GOAL OF THE EXERCISE:
Quote everything from the opening line of the listing down to the line containing "obs-endpoint-value: m: [204, 220, 377, 235]", including both of those lines.

:::

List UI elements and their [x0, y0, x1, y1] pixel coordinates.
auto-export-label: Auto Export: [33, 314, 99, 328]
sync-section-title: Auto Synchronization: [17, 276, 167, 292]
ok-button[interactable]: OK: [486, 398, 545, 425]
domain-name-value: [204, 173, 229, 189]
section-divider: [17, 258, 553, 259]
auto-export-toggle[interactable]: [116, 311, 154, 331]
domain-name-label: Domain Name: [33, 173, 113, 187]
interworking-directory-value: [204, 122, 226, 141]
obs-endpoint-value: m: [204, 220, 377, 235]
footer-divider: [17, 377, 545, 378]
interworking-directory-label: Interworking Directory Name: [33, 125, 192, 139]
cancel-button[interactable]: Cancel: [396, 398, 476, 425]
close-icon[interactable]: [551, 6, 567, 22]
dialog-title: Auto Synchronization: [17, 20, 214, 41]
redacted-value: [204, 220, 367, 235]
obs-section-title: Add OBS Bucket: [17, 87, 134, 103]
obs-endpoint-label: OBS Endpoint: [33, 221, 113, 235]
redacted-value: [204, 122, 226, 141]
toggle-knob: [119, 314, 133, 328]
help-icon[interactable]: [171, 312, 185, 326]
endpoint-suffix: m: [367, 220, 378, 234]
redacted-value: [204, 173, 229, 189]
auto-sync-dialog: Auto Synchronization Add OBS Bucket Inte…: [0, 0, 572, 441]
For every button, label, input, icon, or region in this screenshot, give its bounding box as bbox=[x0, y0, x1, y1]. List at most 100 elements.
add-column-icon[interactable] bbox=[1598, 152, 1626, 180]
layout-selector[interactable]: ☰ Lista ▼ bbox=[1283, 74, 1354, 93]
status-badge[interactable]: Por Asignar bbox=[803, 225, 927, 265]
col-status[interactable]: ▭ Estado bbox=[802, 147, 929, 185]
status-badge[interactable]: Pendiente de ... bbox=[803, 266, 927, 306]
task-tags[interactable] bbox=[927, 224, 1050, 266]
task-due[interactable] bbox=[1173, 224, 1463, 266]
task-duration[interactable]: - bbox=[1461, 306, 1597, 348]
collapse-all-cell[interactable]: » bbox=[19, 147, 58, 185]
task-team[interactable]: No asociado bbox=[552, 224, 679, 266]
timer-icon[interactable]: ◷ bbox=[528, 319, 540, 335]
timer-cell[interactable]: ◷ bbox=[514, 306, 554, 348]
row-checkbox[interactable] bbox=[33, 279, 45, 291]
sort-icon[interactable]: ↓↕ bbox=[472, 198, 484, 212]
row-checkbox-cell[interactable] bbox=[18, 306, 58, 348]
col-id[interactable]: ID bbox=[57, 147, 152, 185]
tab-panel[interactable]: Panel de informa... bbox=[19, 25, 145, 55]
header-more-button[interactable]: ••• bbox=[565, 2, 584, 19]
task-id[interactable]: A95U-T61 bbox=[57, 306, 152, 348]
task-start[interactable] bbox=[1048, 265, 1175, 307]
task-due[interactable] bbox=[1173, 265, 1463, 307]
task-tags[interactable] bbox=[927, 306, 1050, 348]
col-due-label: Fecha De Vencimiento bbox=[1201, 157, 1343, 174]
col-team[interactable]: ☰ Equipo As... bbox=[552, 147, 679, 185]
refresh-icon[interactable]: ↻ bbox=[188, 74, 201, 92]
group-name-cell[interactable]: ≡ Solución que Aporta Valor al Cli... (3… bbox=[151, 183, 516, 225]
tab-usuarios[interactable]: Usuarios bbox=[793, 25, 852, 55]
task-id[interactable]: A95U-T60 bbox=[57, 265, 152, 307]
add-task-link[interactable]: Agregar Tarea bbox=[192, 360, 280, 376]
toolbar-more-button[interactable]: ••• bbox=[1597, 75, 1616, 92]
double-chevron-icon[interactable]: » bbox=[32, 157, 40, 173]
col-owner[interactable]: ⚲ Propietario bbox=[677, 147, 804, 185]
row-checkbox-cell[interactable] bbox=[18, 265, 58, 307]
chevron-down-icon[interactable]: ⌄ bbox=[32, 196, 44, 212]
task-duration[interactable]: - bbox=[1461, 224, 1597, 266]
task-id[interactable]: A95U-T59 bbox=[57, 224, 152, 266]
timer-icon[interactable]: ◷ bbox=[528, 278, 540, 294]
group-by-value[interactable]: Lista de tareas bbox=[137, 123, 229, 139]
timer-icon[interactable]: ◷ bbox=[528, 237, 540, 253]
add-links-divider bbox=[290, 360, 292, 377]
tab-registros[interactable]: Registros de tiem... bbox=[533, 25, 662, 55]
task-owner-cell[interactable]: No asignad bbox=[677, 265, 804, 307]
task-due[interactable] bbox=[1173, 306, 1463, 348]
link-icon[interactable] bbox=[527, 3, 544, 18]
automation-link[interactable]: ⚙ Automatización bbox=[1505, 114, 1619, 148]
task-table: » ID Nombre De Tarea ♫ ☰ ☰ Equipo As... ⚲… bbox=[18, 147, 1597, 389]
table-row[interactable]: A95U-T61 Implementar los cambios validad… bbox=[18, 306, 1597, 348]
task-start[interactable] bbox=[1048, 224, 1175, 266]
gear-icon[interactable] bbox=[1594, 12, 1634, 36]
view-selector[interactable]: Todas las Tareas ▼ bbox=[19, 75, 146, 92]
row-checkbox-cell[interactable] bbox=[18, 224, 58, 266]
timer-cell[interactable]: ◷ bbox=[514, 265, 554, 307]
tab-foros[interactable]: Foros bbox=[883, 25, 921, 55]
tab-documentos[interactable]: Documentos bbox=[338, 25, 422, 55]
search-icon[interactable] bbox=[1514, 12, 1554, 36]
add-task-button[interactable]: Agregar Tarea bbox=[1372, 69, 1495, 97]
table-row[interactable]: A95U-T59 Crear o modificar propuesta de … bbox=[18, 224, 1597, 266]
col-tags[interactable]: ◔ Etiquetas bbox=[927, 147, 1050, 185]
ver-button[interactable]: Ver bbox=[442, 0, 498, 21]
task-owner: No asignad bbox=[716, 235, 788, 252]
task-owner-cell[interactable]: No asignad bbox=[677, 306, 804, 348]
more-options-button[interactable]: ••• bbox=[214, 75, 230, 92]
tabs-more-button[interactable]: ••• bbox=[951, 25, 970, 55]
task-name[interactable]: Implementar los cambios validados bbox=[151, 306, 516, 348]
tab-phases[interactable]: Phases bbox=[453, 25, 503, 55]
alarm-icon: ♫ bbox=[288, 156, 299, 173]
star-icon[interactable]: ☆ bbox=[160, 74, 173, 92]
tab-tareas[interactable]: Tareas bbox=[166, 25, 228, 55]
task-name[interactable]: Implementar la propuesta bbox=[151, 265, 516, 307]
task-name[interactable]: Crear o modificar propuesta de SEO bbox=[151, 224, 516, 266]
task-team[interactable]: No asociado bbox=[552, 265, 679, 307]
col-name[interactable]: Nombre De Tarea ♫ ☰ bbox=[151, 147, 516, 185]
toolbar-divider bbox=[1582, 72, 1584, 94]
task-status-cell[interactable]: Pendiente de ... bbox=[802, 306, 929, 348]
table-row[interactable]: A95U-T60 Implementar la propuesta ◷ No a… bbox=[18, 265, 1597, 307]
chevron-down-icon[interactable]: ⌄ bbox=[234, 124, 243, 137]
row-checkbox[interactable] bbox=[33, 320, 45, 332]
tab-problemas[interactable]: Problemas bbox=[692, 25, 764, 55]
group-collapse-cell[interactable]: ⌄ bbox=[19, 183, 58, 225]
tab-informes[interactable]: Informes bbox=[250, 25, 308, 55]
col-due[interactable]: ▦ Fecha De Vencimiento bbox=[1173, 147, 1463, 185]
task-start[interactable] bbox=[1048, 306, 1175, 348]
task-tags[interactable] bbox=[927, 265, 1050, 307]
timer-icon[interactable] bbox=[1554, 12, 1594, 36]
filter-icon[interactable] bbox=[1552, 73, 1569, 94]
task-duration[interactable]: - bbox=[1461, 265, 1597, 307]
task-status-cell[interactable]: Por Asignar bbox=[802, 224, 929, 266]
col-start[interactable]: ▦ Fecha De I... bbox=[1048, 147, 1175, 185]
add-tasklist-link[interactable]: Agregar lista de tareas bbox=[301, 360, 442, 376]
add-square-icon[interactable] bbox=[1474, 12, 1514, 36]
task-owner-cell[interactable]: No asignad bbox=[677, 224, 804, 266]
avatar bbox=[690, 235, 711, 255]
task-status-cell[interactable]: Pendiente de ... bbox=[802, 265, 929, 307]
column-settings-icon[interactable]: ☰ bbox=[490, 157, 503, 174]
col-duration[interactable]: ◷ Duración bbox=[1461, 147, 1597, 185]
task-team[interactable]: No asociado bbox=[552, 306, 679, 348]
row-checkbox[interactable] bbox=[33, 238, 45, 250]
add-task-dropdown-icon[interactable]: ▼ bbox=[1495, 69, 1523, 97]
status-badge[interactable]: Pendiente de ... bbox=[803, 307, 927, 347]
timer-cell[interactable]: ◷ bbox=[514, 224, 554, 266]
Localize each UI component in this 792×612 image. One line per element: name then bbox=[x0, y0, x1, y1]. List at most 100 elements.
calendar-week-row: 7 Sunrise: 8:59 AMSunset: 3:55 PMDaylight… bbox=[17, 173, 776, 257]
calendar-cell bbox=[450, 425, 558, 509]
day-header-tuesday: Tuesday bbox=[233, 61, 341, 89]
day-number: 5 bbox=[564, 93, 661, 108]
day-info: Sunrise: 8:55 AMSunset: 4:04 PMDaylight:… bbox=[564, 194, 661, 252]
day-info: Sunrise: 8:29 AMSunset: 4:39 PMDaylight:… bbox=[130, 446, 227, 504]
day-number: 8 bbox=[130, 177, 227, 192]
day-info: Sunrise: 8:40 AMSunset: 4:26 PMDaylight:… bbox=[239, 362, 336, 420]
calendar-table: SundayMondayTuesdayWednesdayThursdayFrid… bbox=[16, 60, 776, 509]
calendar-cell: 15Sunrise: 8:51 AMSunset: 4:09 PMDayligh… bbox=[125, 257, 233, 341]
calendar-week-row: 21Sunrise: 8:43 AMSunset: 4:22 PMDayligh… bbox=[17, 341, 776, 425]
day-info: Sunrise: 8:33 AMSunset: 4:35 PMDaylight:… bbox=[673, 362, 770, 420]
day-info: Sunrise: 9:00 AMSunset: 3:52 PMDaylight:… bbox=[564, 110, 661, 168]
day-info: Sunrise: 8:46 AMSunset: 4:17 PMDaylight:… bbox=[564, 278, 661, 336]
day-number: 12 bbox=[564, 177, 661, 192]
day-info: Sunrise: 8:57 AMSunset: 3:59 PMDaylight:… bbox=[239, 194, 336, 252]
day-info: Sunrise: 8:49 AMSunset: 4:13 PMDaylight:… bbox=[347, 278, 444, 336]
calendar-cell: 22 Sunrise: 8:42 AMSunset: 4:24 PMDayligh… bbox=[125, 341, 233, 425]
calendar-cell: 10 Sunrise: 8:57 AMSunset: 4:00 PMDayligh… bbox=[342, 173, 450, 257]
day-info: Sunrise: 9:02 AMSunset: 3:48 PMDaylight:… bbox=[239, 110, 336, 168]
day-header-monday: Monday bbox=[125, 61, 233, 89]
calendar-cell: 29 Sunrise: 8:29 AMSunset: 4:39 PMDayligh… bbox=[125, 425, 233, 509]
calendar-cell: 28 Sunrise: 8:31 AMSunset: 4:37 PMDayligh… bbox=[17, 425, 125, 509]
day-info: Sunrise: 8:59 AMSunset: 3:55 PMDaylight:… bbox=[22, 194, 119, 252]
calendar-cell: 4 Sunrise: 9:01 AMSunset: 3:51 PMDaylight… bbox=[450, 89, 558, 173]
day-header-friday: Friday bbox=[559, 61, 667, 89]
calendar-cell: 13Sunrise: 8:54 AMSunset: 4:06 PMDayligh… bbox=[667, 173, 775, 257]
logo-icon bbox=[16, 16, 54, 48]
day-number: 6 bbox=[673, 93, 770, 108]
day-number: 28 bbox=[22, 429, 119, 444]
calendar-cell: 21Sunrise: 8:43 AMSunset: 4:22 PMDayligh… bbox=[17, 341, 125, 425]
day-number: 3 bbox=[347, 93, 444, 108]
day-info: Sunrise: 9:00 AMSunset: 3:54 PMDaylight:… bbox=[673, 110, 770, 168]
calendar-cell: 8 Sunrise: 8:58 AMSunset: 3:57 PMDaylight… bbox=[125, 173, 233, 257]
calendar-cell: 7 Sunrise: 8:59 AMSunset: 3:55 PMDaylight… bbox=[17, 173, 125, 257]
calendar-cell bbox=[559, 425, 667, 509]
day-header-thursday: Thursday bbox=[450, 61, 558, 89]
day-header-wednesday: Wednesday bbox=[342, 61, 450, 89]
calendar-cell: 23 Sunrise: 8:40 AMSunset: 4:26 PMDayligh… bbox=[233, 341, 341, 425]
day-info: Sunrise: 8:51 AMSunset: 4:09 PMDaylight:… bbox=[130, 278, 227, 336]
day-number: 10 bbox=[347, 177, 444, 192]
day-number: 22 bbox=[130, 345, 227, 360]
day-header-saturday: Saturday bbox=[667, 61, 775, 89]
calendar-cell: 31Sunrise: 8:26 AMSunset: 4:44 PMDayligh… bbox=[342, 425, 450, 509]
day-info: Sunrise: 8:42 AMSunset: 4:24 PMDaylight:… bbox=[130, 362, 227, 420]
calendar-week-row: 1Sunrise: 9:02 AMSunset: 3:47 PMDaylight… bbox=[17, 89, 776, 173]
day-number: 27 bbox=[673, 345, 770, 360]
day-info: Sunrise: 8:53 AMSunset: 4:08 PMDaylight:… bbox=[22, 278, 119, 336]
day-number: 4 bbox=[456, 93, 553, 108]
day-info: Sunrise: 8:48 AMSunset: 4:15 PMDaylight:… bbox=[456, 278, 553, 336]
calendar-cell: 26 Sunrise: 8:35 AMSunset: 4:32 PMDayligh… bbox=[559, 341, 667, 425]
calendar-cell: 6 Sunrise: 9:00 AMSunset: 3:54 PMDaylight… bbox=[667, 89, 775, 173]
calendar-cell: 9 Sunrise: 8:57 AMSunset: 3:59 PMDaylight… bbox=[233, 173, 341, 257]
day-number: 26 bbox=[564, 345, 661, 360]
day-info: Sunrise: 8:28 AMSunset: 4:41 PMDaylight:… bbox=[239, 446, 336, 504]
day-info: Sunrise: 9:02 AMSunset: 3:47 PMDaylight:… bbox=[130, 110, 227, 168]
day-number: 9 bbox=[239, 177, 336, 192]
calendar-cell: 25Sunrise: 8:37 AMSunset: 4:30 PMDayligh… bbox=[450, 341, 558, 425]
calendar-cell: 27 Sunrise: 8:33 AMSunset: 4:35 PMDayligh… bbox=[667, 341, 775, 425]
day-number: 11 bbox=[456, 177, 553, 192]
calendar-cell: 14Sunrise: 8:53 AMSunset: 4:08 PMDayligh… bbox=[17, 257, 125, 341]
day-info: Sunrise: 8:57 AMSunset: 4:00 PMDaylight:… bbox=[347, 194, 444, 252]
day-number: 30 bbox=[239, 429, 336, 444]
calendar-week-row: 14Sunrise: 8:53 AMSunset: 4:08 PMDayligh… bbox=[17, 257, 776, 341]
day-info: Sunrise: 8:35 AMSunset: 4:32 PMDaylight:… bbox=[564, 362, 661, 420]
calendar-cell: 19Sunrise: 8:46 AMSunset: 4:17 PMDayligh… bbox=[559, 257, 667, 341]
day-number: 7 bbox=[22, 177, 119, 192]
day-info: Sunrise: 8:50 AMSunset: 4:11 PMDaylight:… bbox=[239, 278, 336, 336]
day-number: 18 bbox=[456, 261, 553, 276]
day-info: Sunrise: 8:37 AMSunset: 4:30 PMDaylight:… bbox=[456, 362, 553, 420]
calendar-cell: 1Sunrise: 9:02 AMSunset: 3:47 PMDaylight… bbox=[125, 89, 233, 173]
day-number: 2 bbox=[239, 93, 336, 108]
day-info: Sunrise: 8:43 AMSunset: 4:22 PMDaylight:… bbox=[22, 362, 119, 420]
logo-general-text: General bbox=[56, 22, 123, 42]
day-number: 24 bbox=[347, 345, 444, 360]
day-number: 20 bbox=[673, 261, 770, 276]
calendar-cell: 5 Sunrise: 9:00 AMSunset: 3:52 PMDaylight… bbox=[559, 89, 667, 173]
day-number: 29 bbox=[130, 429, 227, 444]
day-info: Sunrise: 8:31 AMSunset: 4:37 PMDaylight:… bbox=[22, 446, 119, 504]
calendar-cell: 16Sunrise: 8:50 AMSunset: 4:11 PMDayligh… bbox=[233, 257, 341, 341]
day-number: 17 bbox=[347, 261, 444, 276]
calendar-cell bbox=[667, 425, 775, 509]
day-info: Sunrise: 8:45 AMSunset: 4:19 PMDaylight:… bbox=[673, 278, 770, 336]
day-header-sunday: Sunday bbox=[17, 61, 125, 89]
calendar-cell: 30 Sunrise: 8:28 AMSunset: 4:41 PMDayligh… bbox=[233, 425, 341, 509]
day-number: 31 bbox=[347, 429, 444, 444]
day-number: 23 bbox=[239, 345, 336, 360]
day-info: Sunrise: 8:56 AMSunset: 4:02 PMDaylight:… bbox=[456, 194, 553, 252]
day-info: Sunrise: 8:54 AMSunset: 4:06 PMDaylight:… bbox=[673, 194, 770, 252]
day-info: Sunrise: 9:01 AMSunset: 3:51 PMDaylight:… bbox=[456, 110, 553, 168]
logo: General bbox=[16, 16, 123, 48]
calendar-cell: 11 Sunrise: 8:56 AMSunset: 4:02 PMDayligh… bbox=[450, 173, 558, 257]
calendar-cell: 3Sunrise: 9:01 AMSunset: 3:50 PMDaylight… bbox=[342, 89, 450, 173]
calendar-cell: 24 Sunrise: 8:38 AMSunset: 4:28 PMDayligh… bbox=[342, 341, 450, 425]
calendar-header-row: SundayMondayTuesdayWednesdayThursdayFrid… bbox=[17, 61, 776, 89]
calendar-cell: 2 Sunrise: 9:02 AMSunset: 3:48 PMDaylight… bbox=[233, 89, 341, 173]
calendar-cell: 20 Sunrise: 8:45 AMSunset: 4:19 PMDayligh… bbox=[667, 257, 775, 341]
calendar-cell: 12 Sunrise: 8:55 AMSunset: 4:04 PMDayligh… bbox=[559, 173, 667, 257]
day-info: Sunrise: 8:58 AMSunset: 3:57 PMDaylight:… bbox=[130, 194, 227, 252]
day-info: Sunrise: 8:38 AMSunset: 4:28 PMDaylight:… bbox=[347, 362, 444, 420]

:::

CORRECT ANSWER:
List UI elements and their [x0, y0, x1, y1] pixel coordinates.
auto-export-label: Auto Export: [33, 314, 99, 328]
sync-section-title: Auto Synchronization: [17, 276, 167, 292]
ok-button[interactable]: OK: [486, 398, 545, 425]
domain-name-value: [204, 173, 229, 189]
section-divider: [17, 258, 553, 259]
auto-export-toggle[interactable]: [116, 311, 154, 331]
domain-name-label: Domain Name: [33, 173, 113, 187]
interworking-directory-value: [204, 122, 226, 141]
obs-endpoint-value: m: [204, 220, 377, 235]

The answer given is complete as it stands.